Essas mudanças são possíveis porque os elementos negativos e
positivos, que geraram o conflito, se interagem e interagindo levam
lentamente a reformas na sociedade. Portanto, acredita Simmel que é o
conflito que garante a manutenção da unidade social. De acordo com as
considerações simmelianas o antagonismo é um importante elemento de
sociação, mas Simmel faz ressalvas de que “as
relações de conflito, por si mesmas não produzem uma estrutura
social, mas somente em cooperação com forças unificadas. Só as duas
juntas (forças homogêneas e
heterogêneas) constituem o grupo como
uma unidade viva e concreta” (p.128).
Para
o sociólogo alemão, em muitos casos, o conflito pode levar a unificação
do grupo. Simmel trabalha com muitos exemplos históricos de conflitos,
como é o caso dos ataques dos hereges à Igreja Católica que levaram a
uma reforma da estrutura interna da mesma. A mudança foi gerada pela
oposição, pelas críticas, pelo comportamento violento dos grupos heréticos
em relação ao Catolicismo que, por sua vez, teve que ser reformulado
para garantir a manutenção de sua unidade. Um segundo exemplo
trabalhado por Simmel diz respeito à construção de unidade de grupos
na França promovida pelo conflito com os ingleses, ou quando os espanhóis
construíram a imagem de povo durante a guerra com os mouros.
================
## TAREFAS PROPOSTAS
- 1) Indique se cada afirmação abaixo está de acordo com o texto sobre Simmel e o conflito, respondendo sim ou não e citando literalmente as palavras do texto que decidem a questão. (a) Segundo o texto, as relações de conflito, por si mesmas, produzem uma estrutura social. (b) O texto cita os ataques dos hereges à Igreja Católica como um conflito que levou a uma reforma interna da Igreja. (c) Segundo o texto, os espanhóis construíram a imagem de povo durante a guerra com os ingleses.
- 2) Prossiga o texto sobre Simmel e o conflito a partir da última frase apresentada.

## INFORMAÇÕES EXIBIDAS
================
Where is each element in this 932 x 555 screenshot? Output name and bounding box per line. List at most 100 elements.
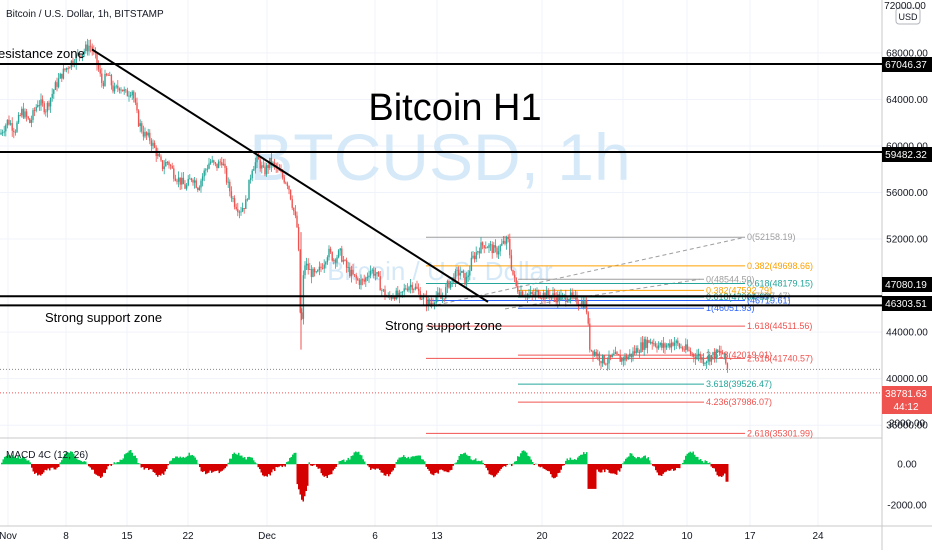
================
## RESPOSTAS
- 1)
(a) Não: "as relações de conflito, por si mesmas não produzem uma estrutura social, mas somente em cooperação com forças unificadas".
(b) Sim: "como é o caso dos ataques dos hereges à Igreja Católica que levaram a uma reforma da estrutura interna da mesma".
(c) Não: "quando os espanhóis construíram a imagem de povo durante a guerra com os mouros".

- 2)
Para
Simmel a sociedade só existe através das formas de sociação e como
se viu o conflito é uma delas. Outra condição de forma pura é o
processo de dominação-subordinação. Segundo o autor, o domínio ou a
vontade de dominar são formas de interação. Simmel acredita que:
(...)
o desejo de dominação existe quando existe algum interesse pela outra
pessoa que, por isso constitui um valor. Só quando o egoísmo não se
importa nem mesmo com o desejo de dominação, só quando outro é
absolutamente indiferente e um simples meio para finalidades que estão
além dele é que foi eliminada a última sombra de qualquer processo de
sociação (p.108).
Ao
tratar da forma de dominação/subordinação, Simmel trabalha com o
conceito de autoridade distinguindo da forma de prestígio.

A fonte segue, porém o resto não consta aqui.